# start of Data for this task

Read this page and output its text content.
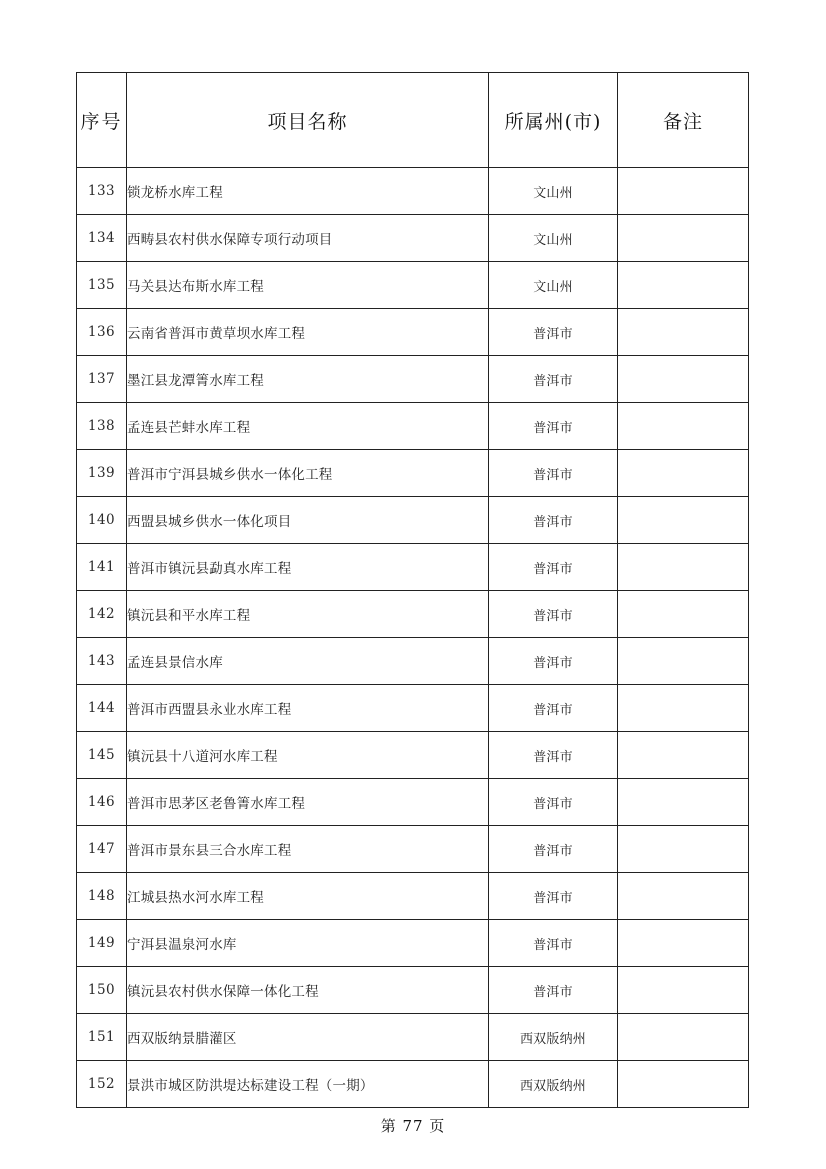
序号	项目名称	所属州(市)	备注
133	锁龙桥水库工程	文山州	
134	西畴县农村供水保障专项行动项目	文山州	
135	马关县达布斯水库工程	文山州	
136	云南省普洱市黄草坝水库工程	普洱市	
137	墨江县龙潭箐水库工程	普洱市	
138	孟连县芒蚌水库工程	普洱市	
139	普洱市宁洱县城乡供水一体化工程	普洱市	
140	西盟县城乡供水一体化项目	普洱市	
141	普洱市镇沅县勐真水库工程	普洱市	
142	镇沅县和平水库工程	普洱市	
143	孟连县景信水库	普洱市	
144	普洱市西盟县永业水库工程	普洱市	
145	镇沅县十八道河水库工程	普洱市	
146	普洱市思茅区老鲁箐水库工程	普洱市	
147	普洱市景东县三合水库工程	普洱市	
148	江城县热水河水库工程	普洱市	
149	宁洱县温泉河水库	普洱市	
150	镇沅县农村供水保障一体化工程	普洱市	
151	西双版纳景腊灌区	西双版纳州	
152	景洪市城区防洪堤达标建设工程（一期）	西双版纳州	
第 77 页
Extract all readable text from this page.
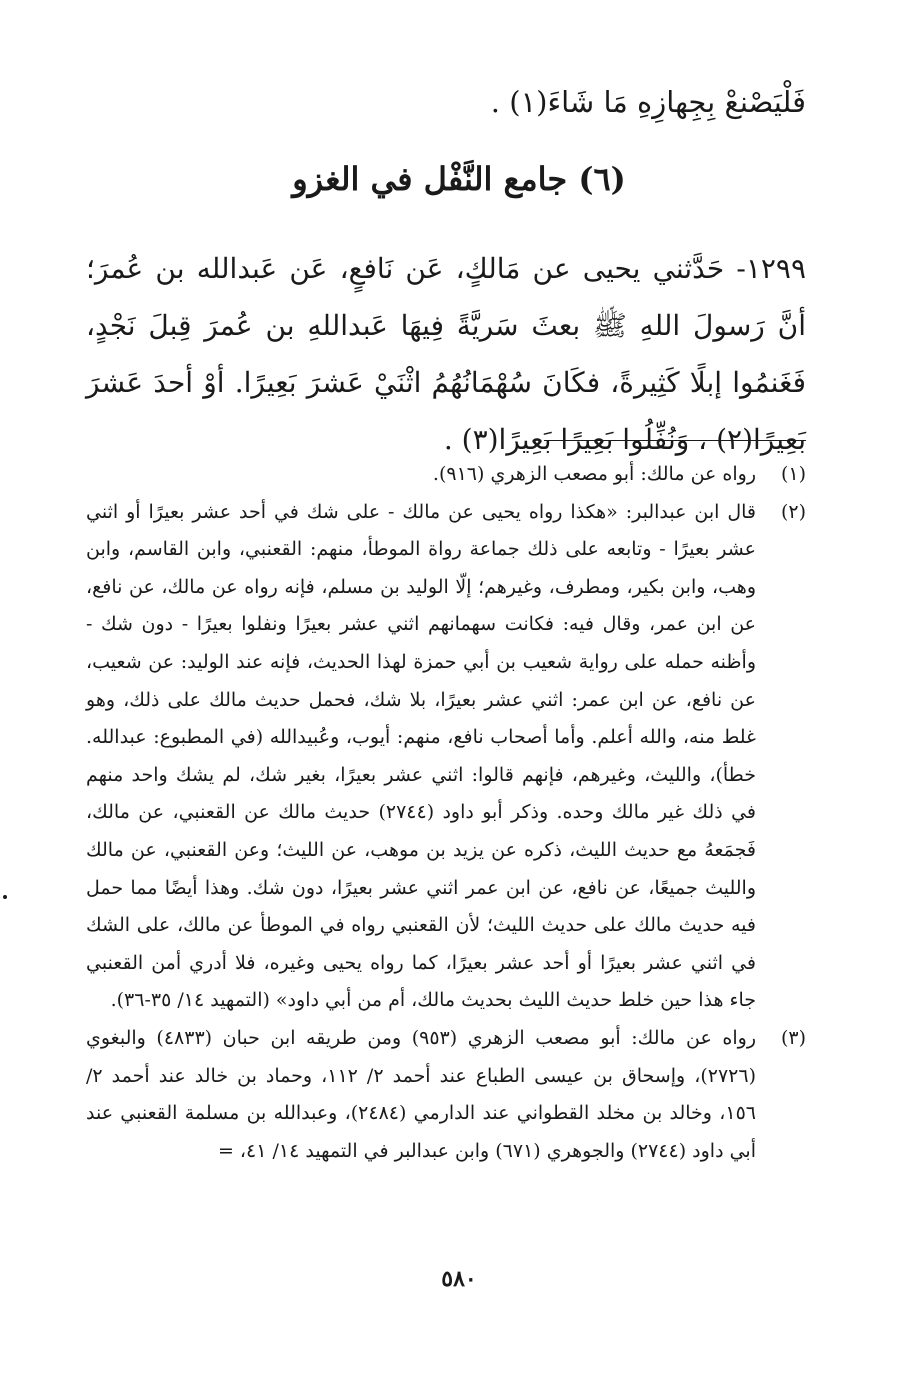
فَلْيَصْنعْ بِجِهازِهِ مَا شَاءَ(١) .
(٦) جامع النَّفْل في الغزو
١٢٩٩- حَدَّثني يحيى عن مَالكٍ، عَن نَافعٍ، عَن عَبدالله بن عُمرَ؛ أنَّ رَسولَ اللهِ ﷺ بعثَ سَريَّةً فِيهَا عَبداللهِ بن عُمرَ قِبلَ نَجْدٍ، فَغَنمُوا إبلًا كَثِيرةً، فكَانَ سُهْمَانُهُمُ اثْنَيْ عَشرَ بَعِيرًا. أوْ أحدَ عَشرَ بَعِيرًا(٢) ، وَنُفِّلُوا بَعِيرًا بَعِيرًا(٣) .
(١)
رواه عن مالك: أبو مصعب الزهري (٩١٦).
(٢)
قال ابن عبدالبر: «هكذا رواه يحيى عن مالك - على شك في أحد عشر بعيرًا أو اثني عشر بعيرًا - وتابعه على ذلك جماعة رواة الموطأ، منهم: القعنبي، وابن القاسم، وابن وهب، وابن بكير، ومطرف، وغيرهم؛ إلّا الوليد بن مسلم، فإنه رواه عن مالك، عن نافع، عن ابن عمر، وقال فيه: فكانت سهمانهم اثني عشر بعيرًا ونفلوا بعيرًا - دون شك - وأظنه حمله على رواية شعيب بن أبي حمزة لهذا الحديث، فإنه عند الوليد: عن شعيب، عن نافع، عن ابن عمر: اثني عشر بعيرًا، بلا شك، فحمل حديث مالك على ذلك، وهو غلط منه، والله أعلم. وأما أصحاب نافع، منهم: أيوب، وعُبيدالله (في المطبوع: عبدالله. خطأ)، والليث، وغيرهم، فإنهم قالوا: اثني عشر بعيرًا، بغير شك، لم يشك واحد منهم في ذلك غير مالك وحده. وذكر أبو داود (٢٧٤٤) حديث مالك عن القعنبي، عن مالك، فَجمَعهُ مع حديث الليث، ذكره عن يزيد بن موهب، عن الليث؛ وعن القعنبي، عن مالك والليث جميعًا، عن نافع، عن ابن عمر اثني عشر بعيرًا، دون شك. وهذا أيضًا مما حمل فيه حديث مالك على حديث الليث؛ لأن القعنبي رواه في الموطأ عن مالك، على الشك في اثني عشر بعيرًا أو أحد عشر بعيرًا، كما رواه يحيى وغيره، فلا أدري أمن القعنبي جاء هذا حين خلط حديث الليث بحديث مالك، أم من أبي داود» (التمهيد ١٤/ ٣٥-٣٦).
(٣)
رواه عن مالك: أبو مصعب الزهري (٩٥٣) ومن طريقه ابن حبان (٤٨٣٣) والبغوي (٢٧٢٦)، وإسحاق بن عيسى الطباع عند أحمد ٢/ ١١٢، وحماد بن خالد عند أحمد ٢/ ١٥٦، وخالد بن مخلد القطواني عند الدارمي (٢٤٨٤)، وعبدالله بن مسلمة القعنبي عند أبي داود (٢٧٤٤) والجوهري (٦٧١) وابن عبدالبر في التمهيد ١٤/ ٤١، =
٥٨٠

# end of Data for this task
# start of Data for this task

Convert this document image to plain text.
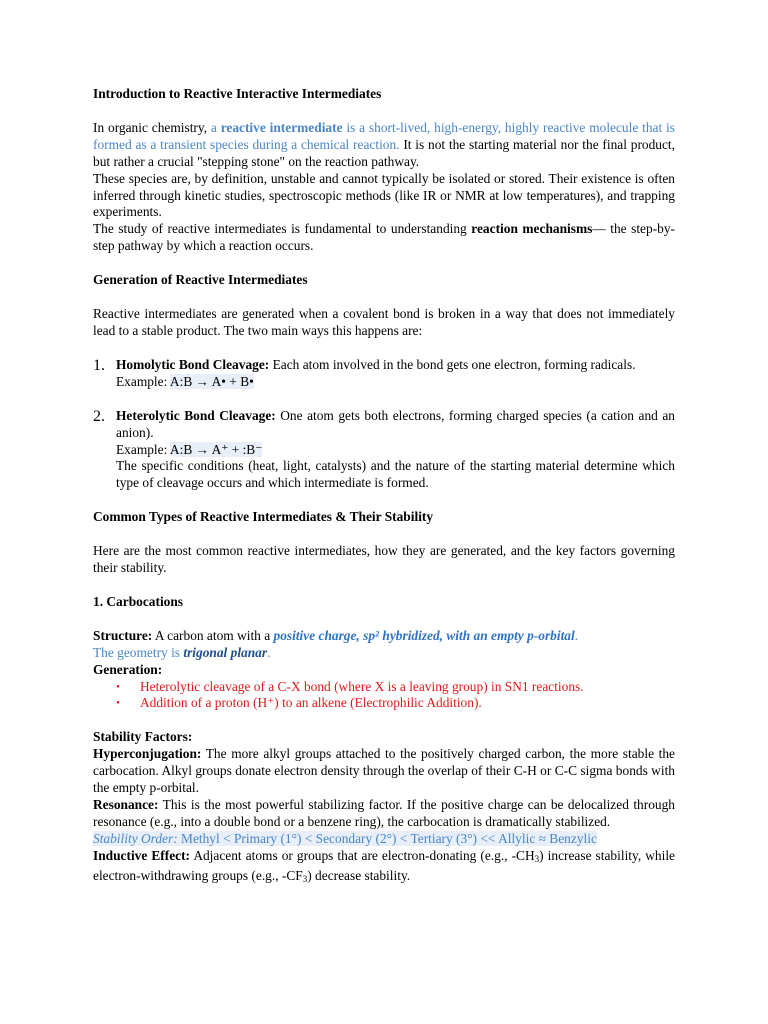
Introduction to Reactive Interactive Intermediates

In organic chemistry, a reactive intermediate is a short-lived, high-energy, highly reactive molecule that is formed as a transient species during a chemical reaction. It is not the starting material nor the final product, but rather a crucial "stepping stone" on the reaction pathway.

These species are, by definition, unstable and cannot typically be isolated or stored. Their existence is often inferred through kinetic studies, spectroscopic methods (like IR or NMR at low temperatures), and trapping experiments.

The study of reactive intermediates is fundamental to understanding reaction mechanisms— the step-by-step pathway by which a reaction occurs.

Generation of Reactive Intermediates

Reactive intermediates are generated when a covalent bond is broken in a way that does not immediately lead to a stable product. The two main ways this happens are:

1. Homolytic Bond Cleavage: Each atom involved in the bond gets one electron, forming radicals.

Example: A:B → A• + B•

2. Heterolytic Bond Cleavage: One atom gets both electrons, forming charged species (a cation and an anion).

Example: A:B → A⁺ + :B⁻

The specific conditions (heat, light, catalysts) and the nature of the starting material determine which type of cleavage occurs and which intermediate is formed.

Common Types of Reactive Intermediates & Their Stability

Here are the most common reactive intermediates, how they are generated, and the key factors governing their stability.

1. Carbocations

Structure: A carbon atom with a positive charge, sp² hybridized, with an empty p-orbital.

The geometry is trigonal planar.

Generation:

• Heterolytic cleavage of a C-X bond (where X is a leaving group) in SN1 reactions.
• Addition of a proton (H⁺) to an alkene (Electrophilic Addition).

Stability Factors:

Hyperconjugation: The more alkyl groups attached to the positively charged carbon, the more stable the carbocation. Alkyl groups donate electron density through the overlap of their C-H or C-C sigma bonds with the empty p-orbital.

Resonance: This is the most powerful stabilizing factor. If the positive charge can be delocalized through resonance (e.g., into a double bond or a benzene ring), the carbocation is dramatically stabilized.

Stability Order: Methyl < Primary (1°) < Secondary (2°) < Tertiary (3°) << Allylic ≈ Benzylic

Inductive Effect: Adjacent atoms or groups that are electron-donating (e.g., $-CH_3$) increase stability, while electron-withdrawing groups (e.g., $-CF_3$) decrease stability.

# end of Data for this task
# start of Data for this task

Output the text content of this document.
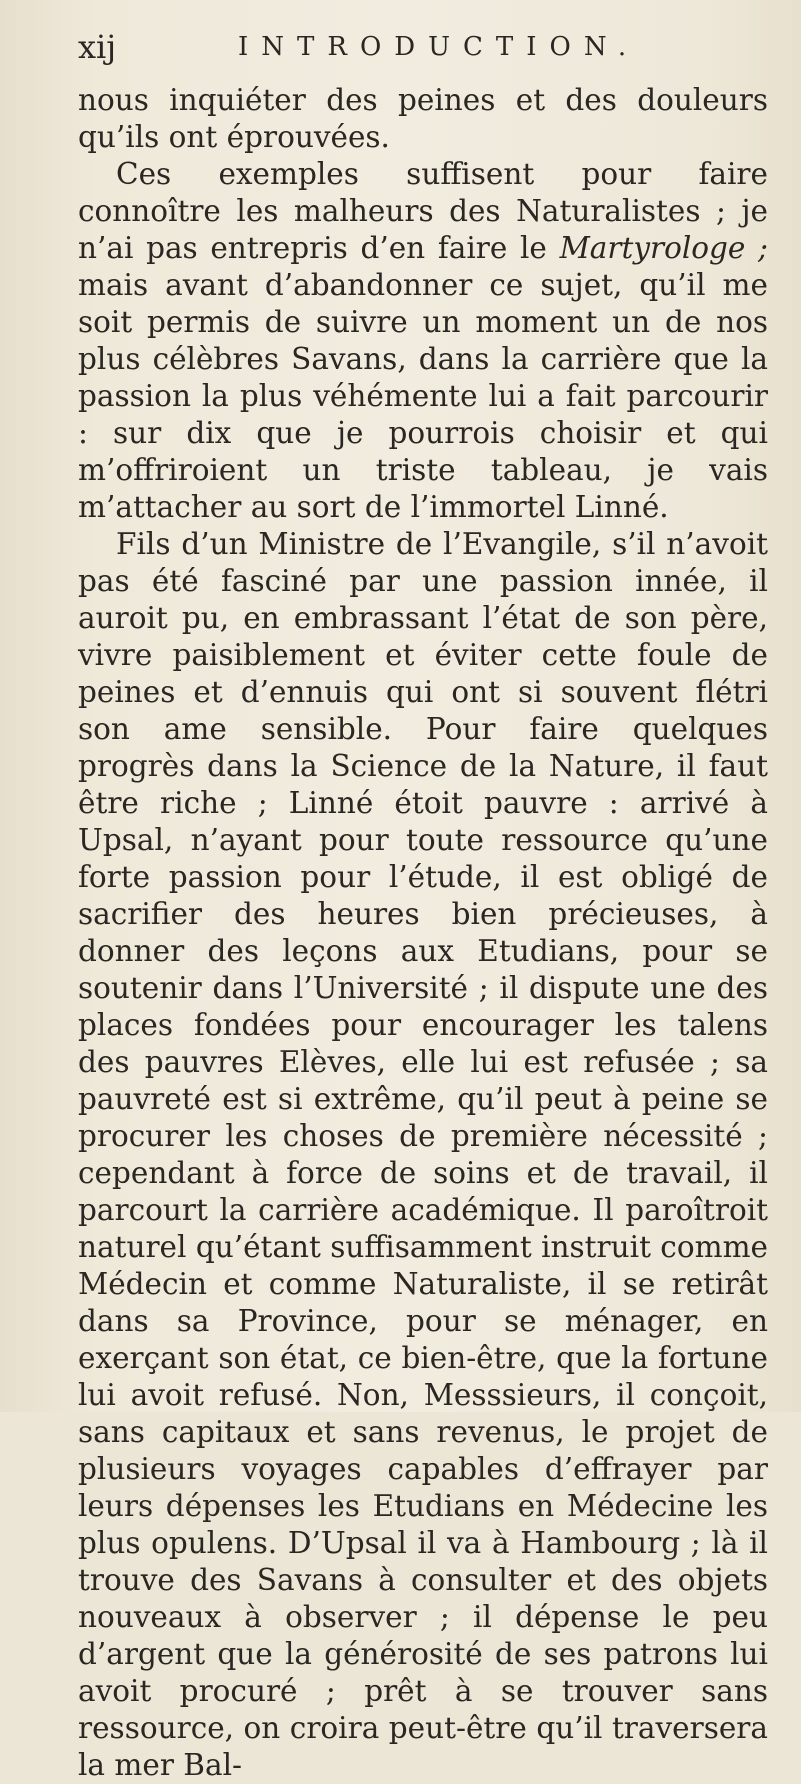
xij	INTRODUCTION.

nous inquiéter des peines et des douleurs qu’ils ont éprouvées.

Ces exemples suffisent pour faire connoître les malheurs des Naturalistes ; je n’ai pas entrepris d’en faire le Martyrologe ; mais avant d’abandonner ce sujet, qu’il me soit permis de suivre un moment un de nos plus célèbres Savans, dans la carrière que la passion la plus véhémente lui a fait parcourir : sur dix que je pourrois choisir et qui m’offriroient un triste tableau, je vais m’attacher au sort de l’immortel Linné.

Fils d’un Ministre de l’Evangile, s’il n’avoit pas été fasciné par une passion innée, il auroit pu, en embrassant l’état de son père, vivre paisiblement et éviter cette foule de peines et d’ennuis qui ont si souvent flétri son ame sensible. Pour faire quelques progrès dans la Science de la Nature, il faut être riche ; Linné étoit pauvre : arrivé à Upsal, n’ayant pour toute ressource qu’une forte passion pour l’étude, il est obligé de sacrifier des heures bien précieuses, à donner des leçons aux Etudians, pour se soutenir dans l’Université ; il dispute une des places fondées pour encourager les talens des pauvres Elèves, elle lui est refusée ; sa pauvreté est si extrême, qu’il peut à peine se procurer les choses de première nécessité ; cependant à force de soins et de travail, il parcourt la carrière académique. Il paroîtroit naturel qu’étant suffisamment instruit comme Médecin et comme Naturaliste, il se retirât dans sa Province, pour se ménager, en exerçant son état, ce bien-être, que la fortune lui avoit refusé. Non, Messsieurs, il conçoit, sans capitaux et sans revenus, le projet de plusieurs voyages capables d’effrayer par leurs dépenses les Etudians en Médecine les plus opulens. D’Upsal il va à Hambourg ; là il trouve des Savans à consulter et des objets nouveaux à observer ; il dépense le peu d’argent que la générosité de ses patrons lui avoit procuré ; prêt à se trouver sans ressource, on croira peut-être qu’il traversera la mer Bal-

# end of Data for this task

### [To be done]
Search the data for the string "مالك". List each line that has it.

### [Output below]
رواه عن مالك: أبو مصعب الزهري (٩١٦).
قال ابن عبدالبر: «هكذا رواه يحيى عن مالك - على شك في أحد عشر بعيرًا أو اثني عشر بعيرًا - وتابعه على ذلك جماعة رواة الموطأ، منهم: القعنبي، وابن القاسم، وابن وهب، وابن بكير، ومطرف، وغيرهم؛ إلّا الوليد بن مسلم، فإنه رواه عن مالك، عن نافع، عن ابن عمر، وقال فيه: فكانت سهمانهم اثني عشر بعيرًا ونفلوا بعيرًا - دون شك - وأظنه حمله على رواية شعيب بن أبي حمزة لهذا الحديث، فإنه عند الوليد: عن شعيب، عن نافع، عن ابن عمر: اثني عشر بعيرًا، بلا شك، فحمل حديث مالك على ذلك، وهو غلط منه، والله أعلم. وأما أصحاب نافع، منهم: أيوب، وعُبيدالله (في المطبوع: عبدالله. خطأ)، والليث، وغيرهم، فإنهم قالوا: اثني عشر بعيرًا، بغير شك، لم يشك واحد منهم في ذلك غير مالك وحده. وذكر أبو داود (٢٧٤٤) حديث مالك عن القعنبي، عن مالك، فَجمَعهُ مع حديث الليث، ذكره عن يزيد بن موهب، عن الليث؛ وعن القعنبي، عن مالك والليث جميعًا، عن نافع، عن ابن عمر اثني عشر بعيرًا، دون شك. وهذا أيضًا مما حمل فيه حديث مالك على حديث الليث؛ لأن القعنبي رواه في الموطأ عن مالك، على الشك في اثني عشر بعيرًا أو أحد عشر بعيرًا، كما رواه يحيى وغيره، فلا أدري أمن القعنبي جاء هذا حين خلط حديث الليث بحديث مالك، أم من أبي داود» (التمهيد ١٤/ ٣٥-٣٦).
رواه عن مالك: أبو مصعب الزهري (٩٥٣) ومن طريقه ابن حبان (٤٨٣٣) والبغوي (٢٧٢٦)، وإسحاق بن عيسى الطباع عند أحمد ٢/ ١١٢، وحماد بن خالد عند أحمد ٢/ ١٥٦، وخالد بن مخلد القطواني عند الدارمي (٢٤٨٤)، وعبدالله بن مسلمة القعنبي عند أبي داود (٢٧٤٤) والجوهري (٦٧١) وابن عبدالبر في التمهيد ١٤/ ٤١، =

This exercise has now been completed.